## Exercise objective
Omit all pictures. Quote only the lines from the one with "Read out every word on this page." through the end of the material below.

Saved entries:
▬▬▬▬▬▬▬▬▬▬

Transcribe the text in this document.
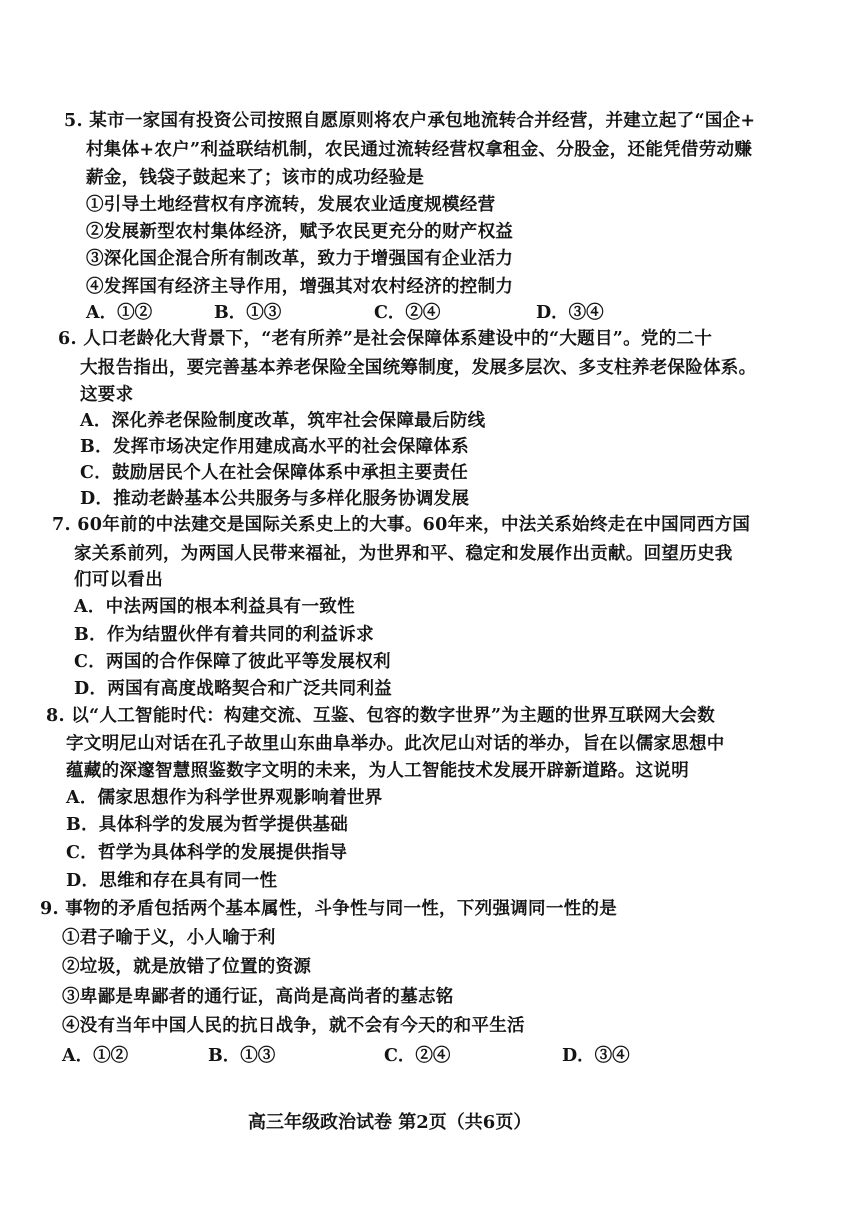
5. 某市一家国有投资公司按照自愿原则将农户承包地流转合并经营，并建立起了“国企+
村集体+农户”利益联结机制，农民通过流转经营权拿租金、分股金，还能凭借劳动赚
薪金，钱袋子鼓起来了；该市的成功经验是
①引导土地经营权有序流转，发展农业适度规模经营
②发展新型农村集体经济，赋予农民更充分的财产权益
③深化国企混合所有制改革，致力于增强国有企业活力
④发挥国有经济主导作用，增强其对农村经济的控制力
A．①②	B．①③	C．②④	D．③④
6. 人口老龄化大背景下，“老有所养”是社会保障体系建设中的“大题目”。党的二十
大报告指出，要完善基本养老保险全国统筹制度，发展多层次、多支柱养老保险体系。
这要求
A．深化养老保险制度改革，筑牢社会保障最后防线
B．发挥市场决定作用建成高水平的社会保障体系
C．鼓励居民个人在社会保障体系中承担主要责任
D．推动老龄基本公共服务与多样化服务协调发展
7. 60年前的中法建交是国际关系史上的大事。60年来，中法关系始终走在中国同西方国
家关系前列，为两国人民带来福祉，为世界和平、稳定和发展作出贡献。回望历史我
们可以看出
A．中法两国的根本利益具有一致性
B．作为结盟伙伴有着共同的利益诉求
C．两国的合作保障了彼此平等发展权利
D．两国有高度战略契合和广泛共同利益
8. 以“人工智能时代：构建交流、互鉴、包容的数字世界”为主题的世界互联网大会数
字文明尼山对话在孔子故里山东曲阜举办。此次尼山对话的举办，旨在以儒家思想中
蕴藏的深邃智慧照鉴数字文明的未来，为人工智能技术发展开辟新道路。这说明
A．儒家思想作为科学世界观影响着世界
B．具体科学的发展为哲学提供基础
C．哲学为具体科学的发展提供指导
D．思维和存在具有同一性
9. 事物的矛盾包括两个基本属性，斗争性与同一性，下列强调同一性的是
①君子喻于义，小人喻于利
②垃圾，就是放错了位置的资源
③卑鄙是卑鄙者的通行证，高尚是高尚者的墓志铭
④没有当年中国人民的抗日战争，就不会有今天的和平生活
A．①②	B．①③	C．②④	D．③④
高三年级政治试卷 第2页（共6页）
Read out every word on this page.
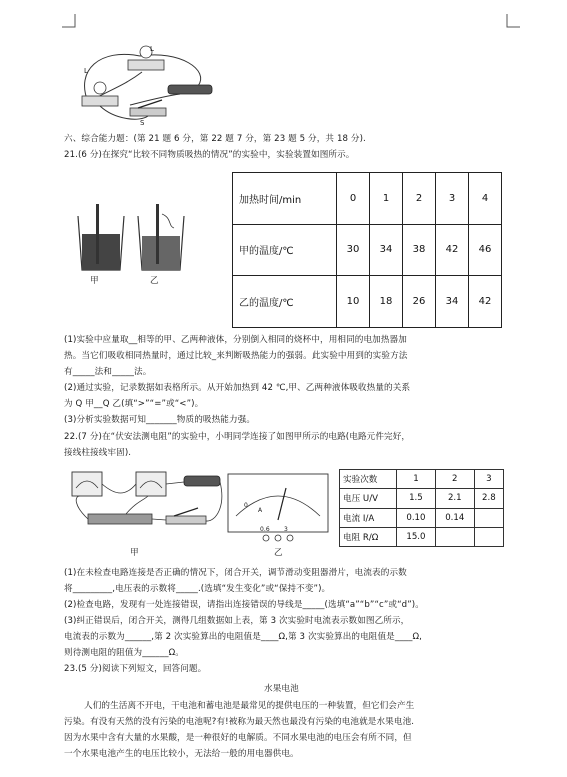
L
L
S
六、综合能力题：(第 21 题 6 分，第 22 题 7 分，第 23 题 5 分，共 18 分).
21.(6 分)在探究“比较不同物质吸热的情况”的实验中，实验装置如图所示。
甲	乙
加热时间/min	0	1	2	3	4
甲的温度/℃	30	34	38	42	46
乙的温度/℃	10	18	26	34	42
(1)实验中应量取__相等的甲、乙两种液体，分别倒入相同的烧杯中，用相同的电加热器加
热。当它们吸收相同热量时，通过比较_来判断吸热能力的强弱。此实验中用到的实验方法
有_____法和_____法。
(2)通过实验，记录数据如表格所示。从开始加热到 42 ℃,甲、乙两种液体吸收热量的关系
为 Q 甲__Q 乙(填“>”“=”或“<”)。
(3)分析实验数据可知_______物质的吸热能力强。
22.(7 分)在“伏安法测电阻”的实验中，小明同学连接了如图甲所示的电路(电路元件完好，
接线柱接线牢固).
甲
0
A
0.6 3
乙
实验次数	1	2	3
电压 U/V	1.5	2.1	2.8
电流 I/A	0.10	0.14	
电阻 R/Ω	15.0		
(1)在未检查电路连接是否正确的情况下，闭合开关，调节滑动变阻器滑片，电流表的示数
将_________,电压表的示数将_____.(选填“发生变化”或“保持不变”)。
(2)检查电路，发现有一处连接错误，请指出连接错误的导线是_____(选填“a”“b”“c”或“d”)。
(3)纠正错误后，闭合开关，测得几组数据如上表，第 3 次实验时电流表示数如图乙所示，
电流表的示数为______,第 2 次实验算出的电阻值是____Ω,第 3 次实验算出的电阻值是____Ω,
则待测电阻的阻值为______Ω。
23.(5 分)阅读下列短文，回答问题。
水果电池
人们的生活离不开电，干电池和蓄电池是最常见的提供电压的一种装置，但它们会产生
污染。有没有天然的没有污染的电池呢?有!被称为最天然也最没有污染的电池就是水果电池.
因为水果中含有大量的水果酸，是一种很好的电解质。不同水果电池的电压会有所不同，但
一个水果电池产生的电压比较小，无法给一般的用电器供电。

▬▬▬▬▬▬▬▬▬▬

## Task response
Read out every word on this page.
L
L
S
六、综合能力题：(第 21 题 6 分，第 22 题 7 分，第 23 题 5 分，共 18 分).
21.(6 分)在探究“比较不同物质吸热的情况”的实验中，实验装置如图所示。
甲	乙
加热时间/min	0	1	2	3	4
甲的温度/℃	30	34	38	42	46
乙的温度/℃	10	18	26	34	42
(1)实验中应量取__相等的甲、乙两种液体，分别倒入相同的烧杯中，用相同的电加热器加
热。当它们吸收相同热量时，通过比较_来判断吸热能力的强弱。此实验中用到的实验方法
有_____法和_____法。
(2)通过实验，记录数据如表格所示。从开始加热到 42 ℃,甲、乙两种液体吸收热量的关系
为 Q 甲__Q 乙(填“>”“=”或“<”)。
(3)分析实验数据可知_______物质的吸热能力强。
22.(7 分)在“伏安法测电阻”的实验中，小明同学连接了如图甲所示的电路(电路元件完好，
接线柱接线牢固).
甲
0
A
0.6 3
乙
实验次数	1	2	3
电压 U/V	1.5	2.1	2.8
电流 I/A	0.10	0.14	
电阻 R/Ω	15.0		
(1)在未检查电路连接是否正确的情况下，闭合开关，调节滑动变阻器滑片，电流表的示数
将_________,电压表的示数将_____.(选填“发生变化”或“保持不变”)。
(2)检查电路，发现有一处连接错误，请指出连接错误的导线是_____(选填“a”“b”“c”或“d”)。
(3)纠正错误后，闭合开关，测得几组数据如上表，第 3 次实验时电流表示数如图乙所示，
电流表的示数为______,第 2 次实验算出的电阻值是____Ω,第 3 次实验算出的电阻值是____Ω,
则待测电阻的阻值为______Ω。
23.(5 分)阅读下列短文，回答问题。
水果电池
人们的生活离不开电，干电池和蓄电池是最常见的提供电压的一种装置，但它们会产生
污染。有没有天然的没有污染的电池呢?有!被称为最天然也最没有污染的电池就是水果电池.
因为水果中含有大量的水果酸，是一种很好的电解质。不同水果电池的电压会有所不同，但
一个水果电池产生的电压比较小，无法给一般的用电器供电。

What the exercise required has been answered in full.